§ **Given data**
+-------+

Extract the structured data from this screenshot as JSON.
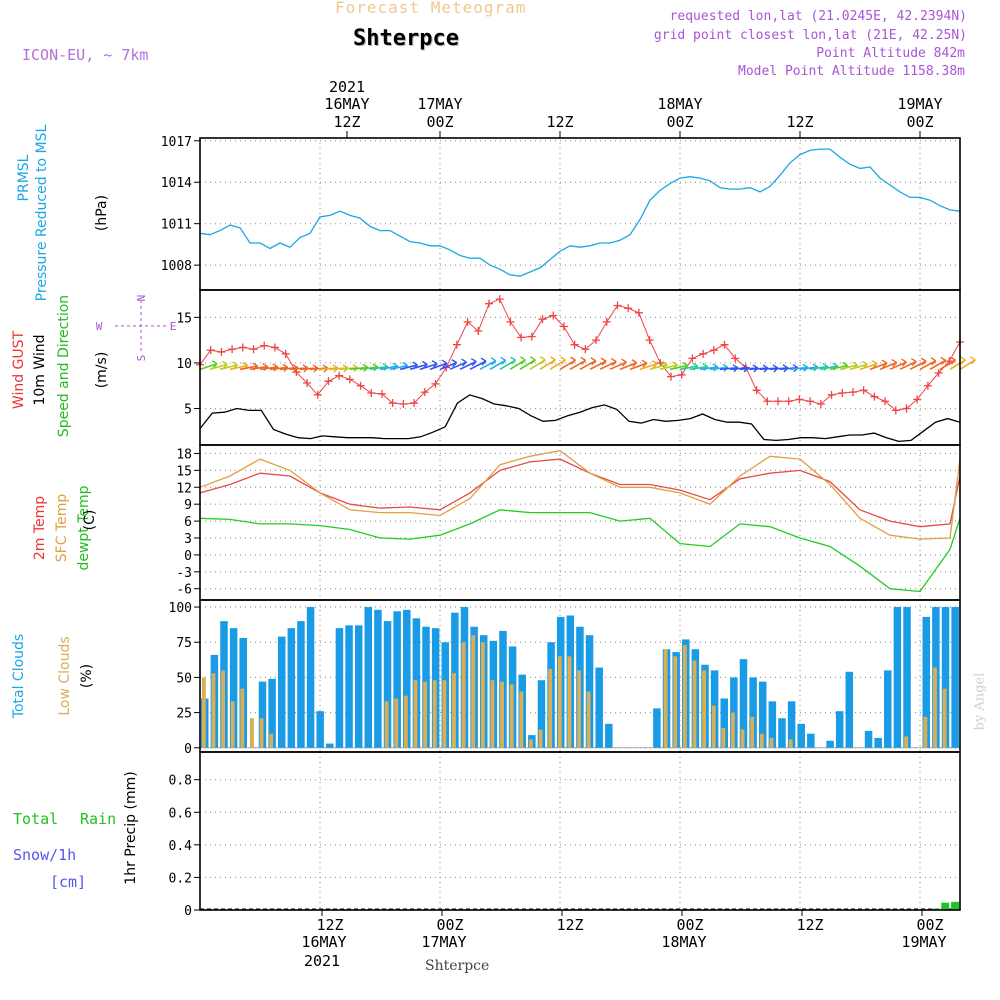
{
  "header": {
    "title_top": "Forecast Meteogram",
    "location": "Shterpce",
    "model": "ICON-EU, ~ 7km",
    "requested": "requested lon,lat (21.0245E, 42.2394N)",
    "grid_point": "grid point closest lon,lat (21E, 42.25N)",
    "point_altitude": "Point Altitude 842m",
    "model_altitude": "Model Point Altitude 1158.38m",
    "footer_location": "Shterpce",
    "credit": "by Angel"
  },
  "colors": {
    "pressure": "#1aa7e6",
    "gust": "#ee4444",
    "wind": "#000000",
    "temp": "#e84a4a",
    "sfc": "#e0a040",
    "dewpt": "#22cc22",
    "total_clouds": "#1a9be6",
    "low_clouds": "#d9ae57",
    "rain": "#22c222",
    "snow": "#5555ee",
    "annot": "#a855d6"
  },
  "time_axis": {
    "top_year": "2021",
    "top_labels": [
      {
        "t": 15,
        "line1": "16MAY",
        "line2": "12Z"
      },
      {
        "t": 24,
        "line1": "17MAY",
        "line2": "00Z"
      },
      {
        "t": 36,
        "line1": "",
        "line2": "12Z"
      },
      {
        "t": 48,
        "line1": "18MAY",
        "line2": "00Z"
      },
      {
        "t": 60,
        "line1": "",
        "line2": "12Z"
      },
      {
        "t": 72,
        "line1": "19MAY",
        "line2": "00Z"
      }
    ],
    "bottom_labels": [
      {
        "t": 12,
        "line1": "12Z",
        "line2": "16MAY",
        "line3": "2021"
      },
      {
        "t": 24,
        "line1": "00Z",
        "line2": "17MAY",
        "line3": ""
      },
      {
        "t": 36,
        "line1": "12Z",
        "line2": "",
        "line3": ""
      },
      {
        "t": 48,
        "line1": "00Z",
        "line2": "18MAY",
        "line3": ""
      },
      {
        "t": 60,
        "line1": "12Z",
        "line2": "",
        "line3": ""
      },
      {
        "t": 72,
        "line1": "00Z",
        "line2": "19MAY",
        "line3": ""
      }
    ]
  },
  "chart_data": [
    {
      "type": "line",
      "name": "pressure",
      "ylabel_lines": [
        "PRMSL",
        "Pressure Reduced to MSL"
      ],
      "unit": "(hPa)",
      "yticks": [
        "1008",
        "1011",
        "1014",
        "1017"
      ],
      "ylim": [
        1006.2,
        1017.2
      ],
      "x_hours": [
        0,
        1,
        2,
        3,
        4,
        5,
        6,
        7,
        8,
        9,
        10,
        11,
        12,
        13,
        14,
        15,
        16,
        17,
        18,
        19,
        20,
        21,
        22,
        23,
        24,
        25,
        26,
        27,
        28,
        29,
        30,
        31,
        32,
        33,
        34,
        35,
        36,
        37,
        38,
        39,
        40,
        41,
        42,
        43,
        44,
        45,
        46,
        47,
        48,
        49,
        50,
        51,
        52,
        53,
        54,
        55,
        56,
        57,
        58,
        59,
        60,
        61,
        62,
        63,
        64,
        65,
        66,
        67,
        68,
        69,
        70,
        71,
        72,
        73,
        74,
        75,
        76
      ],
      "series": [
        {
          "values": [
            1010.3,
            1010.2,
            1010.5,
            1010.9,
            1010.7,
            1009.6,
            1009.6,
            1009.2,
            1009.6,
            1009.3,
            1010.0,
            1010.3,
            1011.5,
            1011.6,
            1011.9,
            1011.6,
            1011.4,
            1010.8,
            1010.5,
            1010.5,
            1010.1,
            1009.7,
            1009.6,
            1009.4,
            1009.4,
            1009.1,
            1008.7,
            1008.5,
            1008.5,
            1008.0,
            1007.7,
            1007.3,
            1007.2,
            1007.5,
            1007.8,
            1008.4,
            1009.0,
            1009.4,
            1009.3,
            1009.4,
            1009.6,
            1009.6,
            1009.8,
            1010.2,
            1011.3,
            1012.7,
            1013.4,
            1013.9,
            1014.3,
            1014.4,
            1014.3,
            1014.1,
            1013.6,
            1013.5,
            1013.5,
            1013.6,
            1013.3,
            1013.7,
            1014.5,
            1015.4,
            1016.0,
            1016.3,
            1016.4,
            1016.4,
            1015.8,
            1015.3,
            1015.0,
            1015.1,
            1014.3,
            1013.8,
            1013.3,
            1012.9,
            1012.9,
            1012.7,
            1012.3,
            1012.0,
            1011.9
          ]
        }
      ]
    },
    {
      "type": "line",
      "name": "wind",
      "ylabel_lines": [
        "Wind GUST",
        "10m Wind",
        "Speed and Direction"
      ],
      "unit": "(m/s)",
      "compass": {
        "n": "N",
        "s": "S",
        "e": "E",
        "w": "W"
      },
      "yticks": [
        "5",
        "10",
        "15"
      ],
      "ylim": [
        1.0,
        18.0
      ],
      "x_hours": [
        0,
        1,
        2,
        3,
        4,
        5,
        6,
        7,
        8,
        9,
        10,
        11,
        12,
        13,
        14,
        15,
        16,
        17,
        18,
        19,
        20,
        21,
        22,
        23,
        24,
        25,
        26,
        27,
        28,
        29,
        30,
        31,
        32,
        33,
        34,
        35,
        36,
        37,
        38,
        39,
        40,
        41,
        42,
        43,
        44,
        45,
        46,
        47,
        48,
        49,
        50,
        51,
        52,
        53,
        54,
        55,
        56,
        57,
        58,
        59,
        60,
        61,
        62,
        63,
        64,
        65,
        66,
        67,
        68,
        69,
        70,
        71,
        72,
        73,
        74,
        75,
        76
      ],
      "series": [
        {
          "name": "Wind GUST",
          "values": [
            9.8,
            11.4,
            11.2,
            11.5,
            11.7,
            11.5,
            11.9,
            11.7,
            11.0,
            9.0,
            7.8,
            6.5,
            8.0,
            8.6,
            8.2,
            7.5,
            6.7,
            6.6,
            5.6,
            5.5,
            5.6,
            6.8,
            7.7,
            9.5,
            12.0,
            14.5,
            13.5,
            16.5,
            17.0,
            14.5,
            12.8,
            12.9,
            14.8,
            15.2,
            14.0,
            12.0,
            11.5,
            12.5,
            14.5,
            16.3,
            16.0,
            15.5,
            12.5,
            10.0,
            8.5,
            8.7,
            10.5,
            11.0,
            11.4,
            12.0,
            10.5,
            9.5,
            7.0,
            5.8,
            5.8,
            5.8,
            6.0,
            5.8,
            5.5,
            6.5,
            6.7,
            6.8,
            7.0,
            6.3,
            5.8,
            4.8,
            5.0,
            6.0,
            7.5,
            8.9,
            10.2,
            12.3
          ]
        },
        {
          "name": "10m Wind",
          "values": [
            2.8,
            4.5,
            4.6,
            5.0,
            4.8,
            4.8,
            2.7,
            2.2,
            1.8,
            1.7,
            2.0,
            1.9,
            1.8,
            1.8,
            1.8,
            1.7,
            1.7,
            1.7,
            1.9,
            2.4,
            3.0,
            5.6,
            6.5,
            6.1,
            5.5,
            5.3,
            5.0,
            4.2,
            3.6,
            3.7,
            4.2,
            4.6,
            5.1,
            5.4,
            4.9,
            3.6,
            3.4,
            3.8,
            3.6,
            3.7,
            3.9,
            4.4,
            3.8,
            3.5,
            3.5,
            3.3,
            1.6,
            1.5,
            1.6,
            1.8,
            1.8,
            1.7,
            1.9,
            2.1,
            2.1,
            2.3,
            1.8,
            1.4,
            1.5,
            2.5,
            3.5,
            3.9,
            3.5
          ]
        }
      ]
    },
    {
      "type": "line",
      "name": "temperature",
      "ylabel_lines": [
        "2m Temp",
        "SFC Temp",
        "dewpt Temp"
      ],
      "unit": "(C)",
      "yticks": [
        "-6",
        "-3",
        "0",
        "3",
        "6",
        "9",
        "12",
        "15",
        "18"
      ],
      "ylim": [
        -8.0,
        19.5
      ],
      "x_hours": [
        0,
        3,
        6,
        9,
        12,
        15,
        18,
        21,
        24,
        27,
        30,
        33,
        36,
        39,
        42,
        45,
        48,
        51,
        54,
        57,
        60,
        63,
        66,
        69,
        72,
        75,
        76
      ],
      "series": [
        {
          "name": "2m Temp",
          "values": [
            11.0,
            12.5,
            14.5,
            14.0,
            11.0,
            9.0,
            8.3,
            8.5,
            8.0,
            11.0,
            15.0,
            16.5,
            17.0,
            14.5,
            12.5,
            12.5,
            11.5,
            9.8,
            13.5,
            14.5,
            15.0,
            13.0,
            8.0,
            6.0,
            5.0,
            5.5,
            14.0
          ]
        },
        {
          "name": "SFC Temp",
          "values": [
            12.0,
            14.0,
            17.0,
            15.0,
            11.0,
            8.0,
            7.5,
            7.5,
            7.0,
            10.0,
            16.0,
            17.5,
            18.5,
            14.5,
            12.0,
            12.0,
            11.0,
            9.0,
            14.0,
            17.5,
            17.0,
            12.5,
            6.5,
            3.5,
            2.8,
            3.0,
            17.0
          ]
        },
        {
          "name": "dewpt Temp",
          "values": [
            6.5,
            6.3,
            5.5,
            5.5,
            5.2,
            4.5,
            3.0,
            2.8,
            3.5,
            5.5,
            8.0,
            7.5,
            7.5,
            7.5,
            6.0,
            6.5,
            2.0,
            1.5,
            5.5,
            5.0,
            3.0,
            1.5,
            -2.0,
            -6.0,
            -6.5,
            1.0,
            6.5
          ]
        }
      ]
    },
    {
      "type": "bar",
      "name": "clouds",
      "ylabel_lines": [
        "Total Clouds",
        "Low Clouds"
      ],
      "unit": "(%)",
      "yticks": [
        "0",
        "25",
        "50",
        "75",
        "100"
      ],
      "ylim": [
        -3,
        105
      ],
      "series": [
        {
          "name": "Total Clouds",
          "values": [
            35,
            66,
            90,
            85,
            78,
            0,
            47,
            49,
            79,
            85,
            90,
            100,
            26,
            3,
            85,
            87,
            87,
            100,
            98,
            90,
            97,
            98,
            92,
            86,
            85,
            75,
            96,
            100,
            86,
            80,
            76,
            83,
            72,
            52,
            9,
            48,
            75,
            93,
            94,
            86,
            80,
            57,
            17,
            0,
            0,
            0,
            0,
            28,
            70,
            68,
            77,
            70,
            59,
            55,
            35,
            50,
            63,
            50,
            47,
            33,
            21,
            33,
            17,
            10,
            0,
            5,
            26,
            54,
            0,
            12,
            7,
            55,
            100,
            100,
            0,
            93,
            100,
            100,
            100
          ]
        },
        {
          "name": "Low Clouds",
          "values": [
            50,
            53,
            55,
            33,
            42,
            21,
            21,
            10,
            0,
            0,
            0,
            0,
            0,
            0,
            0,
            0,
            0,
            0,
            0,
            33,
            35,
            37,
            48,
            47,
            48,
            48,
            53,
            75,
            80,
            75,
            48,
            47,
            45,
            40,
            6,
            13,
            56,
            65,
            65,
            55,
            40,
            0,
            0,
            0,
            0,
            0,
            0,
            0,
            70,
            65,
            73,
            62,
            55,
            30,
            14,
            25,
            13,
            22,
            10,
            7,
            0,
            6,
            0,
            0,
            0,
            0,
            0,
            0,
            0,
            0,
            0,
            0,
            0,
            8,
            0,
            22,
            57,
            42
          ]
        }
      ]
    },
    {
      "type": "bar",
      "name": "precip",
      "ylabel_lines": [
        "Total",
        "Rain",
        "Snow/1h",
        "[cm]"
      ],
      "axis_label": "1hr Precip (mm)",
      "yticks": [
        "0",
        "0.2",
        "0.4",
        "0.6",
        "0.8"
      ],
      "ylim": [
        0.0,
        0.97
      ],
      "series": [
        {
          "name": "Rain",
          "values": [
            0,
            0,
            0,
            0,
            0,
            0,
            0,
            0,
            0,
            0,
            0,
            0,
            0,
            0,
            0,
            0,
            0,
            0,
            0,
            0,
            0,
            0,
            0,
            0,
            0,
            0,
            0,
            0,
            0,
            0,
            0,
            0,
            0,
            0,
            0,
            0,
            0,
            0,
            0,
            0,
            0,
            0,
            0,
            0,
            0,
            0,
            0,
            0,
            0,
            0,
            0,
            0,
            0,
            0,
            0,
            0,
            0,
            0,
            0,
            0,
            0,
            0,
            0,
            0,
            0,
            0,
            0,
            0,
            0,
            0,
            0,
            0,
            0,
            0.004,
            0.008,
            0.045,
            0.05
          ]
        }
      ]
    }
  ]
}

+-------+

From the entries above, copy every line that holds the word "Shterpce".

    "location": "Shterpce",
    "footer_location": "Shterpce",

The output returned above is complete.